**A run of records**

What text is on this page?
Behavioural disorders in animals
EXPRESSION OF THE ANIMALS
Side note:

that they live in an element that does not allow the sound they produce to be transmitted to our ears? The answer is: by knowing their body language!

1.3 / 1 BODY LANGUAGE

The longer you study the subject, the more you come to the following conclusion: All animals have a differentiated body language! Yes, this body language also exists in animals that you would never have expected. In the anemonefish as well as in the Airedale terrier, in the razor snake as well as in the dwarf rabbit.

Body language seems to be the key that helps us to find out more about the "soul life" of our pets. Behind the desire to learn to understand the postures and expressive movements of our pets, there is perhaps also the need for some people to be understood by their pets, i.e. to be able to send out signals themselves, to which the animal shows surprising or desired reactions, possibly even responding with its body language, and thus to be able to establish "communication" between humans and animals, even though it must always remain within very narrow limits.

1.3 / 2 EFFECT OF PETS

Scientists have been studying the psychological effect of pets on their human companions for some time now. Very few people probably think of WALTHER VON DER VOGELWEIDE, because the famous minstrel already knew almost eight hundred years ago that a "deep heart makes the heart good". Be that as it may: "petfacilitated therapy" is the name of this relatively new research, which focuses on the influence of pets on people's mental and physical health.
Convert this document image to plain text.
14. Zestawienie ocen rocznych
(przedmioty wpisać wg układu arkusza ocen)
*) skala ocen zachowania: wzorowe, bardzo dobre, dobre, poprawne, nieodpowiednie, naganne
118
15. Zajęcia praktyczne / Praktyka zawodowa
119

**Aim of the task**
Each line from the one containing "Convert this document image to plain text." to the end of the listing above should be copied exactly, and nothing else.

**The result**
Convert this document image to plain text.
14. Zestawienie ocen rocznych
(przedmioty wpisać wg układu arkusza ocen)
*) skala ocen zachowania: wzorowe, bardzo dobre, dobre, poprawne, nieodpowiednie, naganne
118
15. Zajęcia praktyczne / Praktyka zawodowa
119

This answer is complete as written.